■ **What you should do**: Filter the data for lines with the word "tätt", then copy every line so identified.

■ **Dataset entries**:
====

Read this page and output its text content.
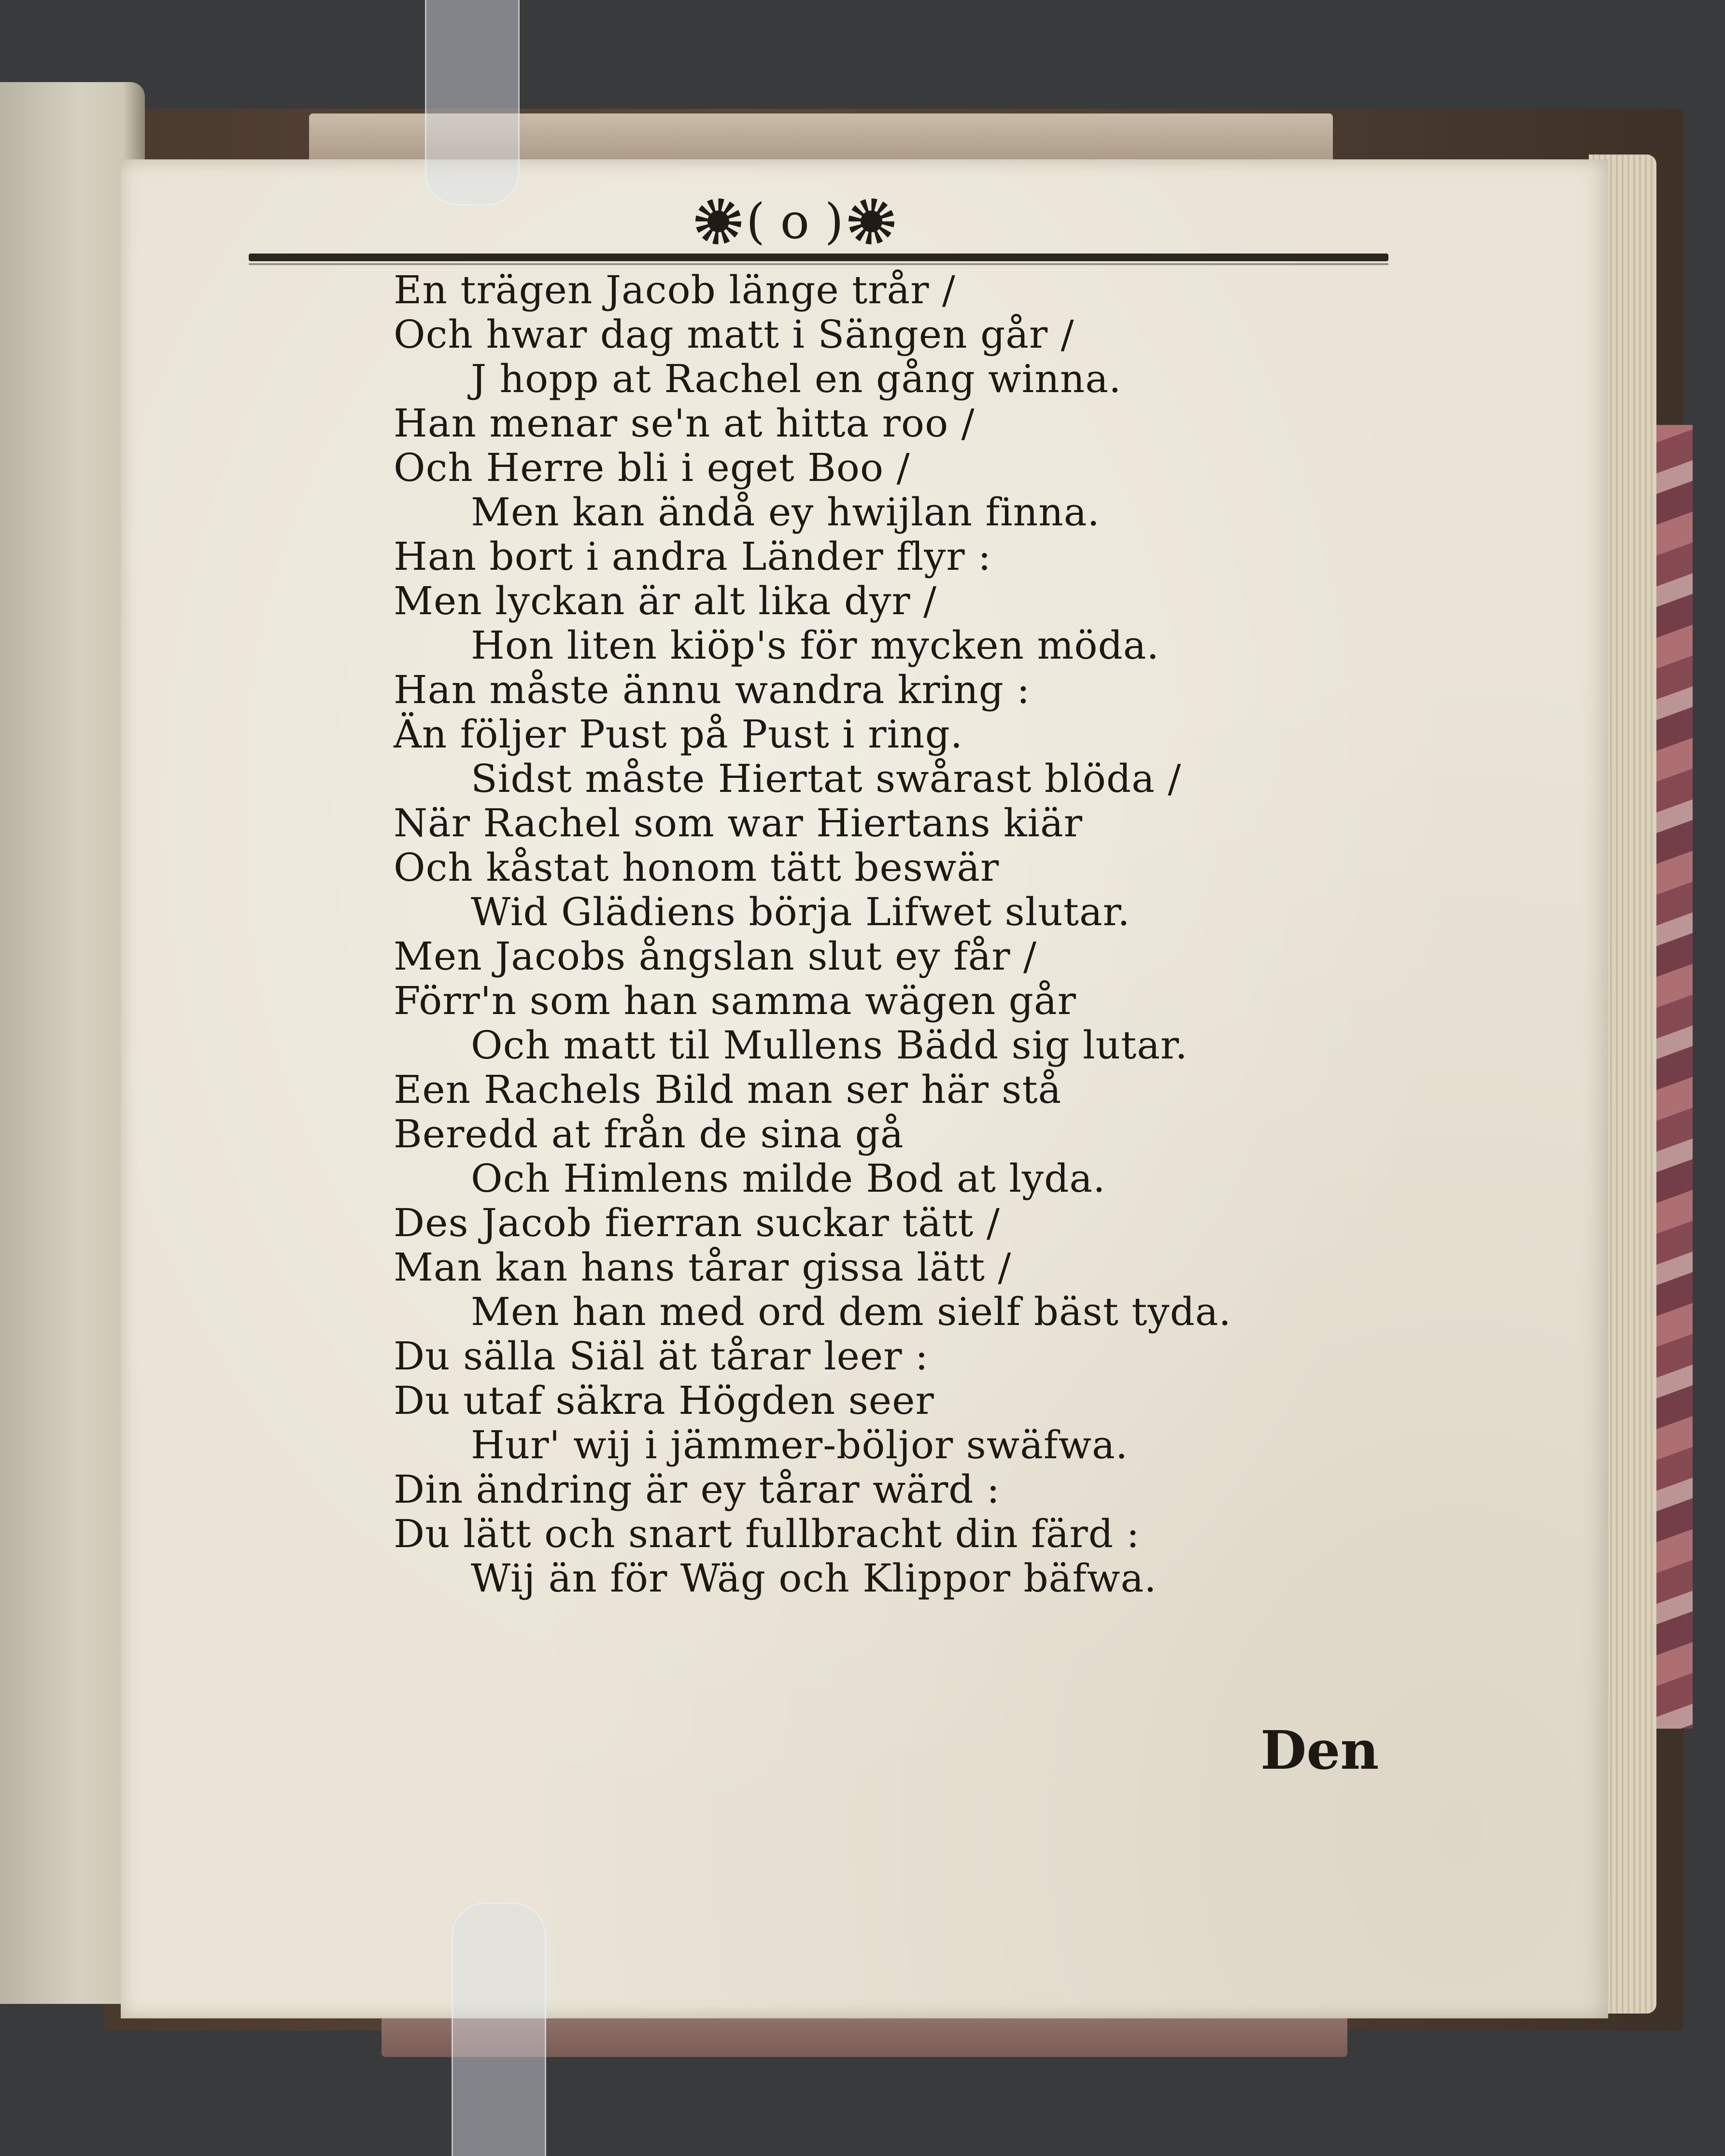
( o )
En trägen Jacob länge trår /
Och hwar dag matt i Sängen går /
J hopp at Rachel en gång winna.
Han menar se'n at hitta roo /
Och Herre bli i eget Boo /
Men kan ändå ey hwijlan finna.
Han bort i andra Länder flyr :
Men lyckan är alt lika dyr /
Hon liten kiöp's för mycken möda.
Han måste ännu wandra kring :
Än följer Pust på Pust i ring.
Sidst måste Hiertat swårast blöda /
När Rachel som war Hiertans kiär
Och kåstat honom tätt beswär
Wid Glädiens börja Lifwet slutar.
Men Jacobs ångslan slut ey får /
Förr'n som han samma wägen går
Och matt til Mullens Bädd sig lutar.
Een Rachels Bild man ser här stå
Beredd at från de sina gå
Och Himlens milde Bod at lyda.
Des Jacob fierran suckar tätt /
Man kan hans tårar gissa lätt /
Men han med ord dem sielf bäst tyda.
Du sälla Siäl ät tårar leer :
Du utaf säkra Högden seer
Hur' wij i jämmer-böljor swäfwa.
Din ändring är ey tårar wärd :
Du lätt och snart fullbracht din färd :
Wij än för Wäg och Klippor bäfwa.
Den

====

■ **Exercise answer**:
Och kåstat honom tätt beswär
Des Jacob fierran suckar tätt /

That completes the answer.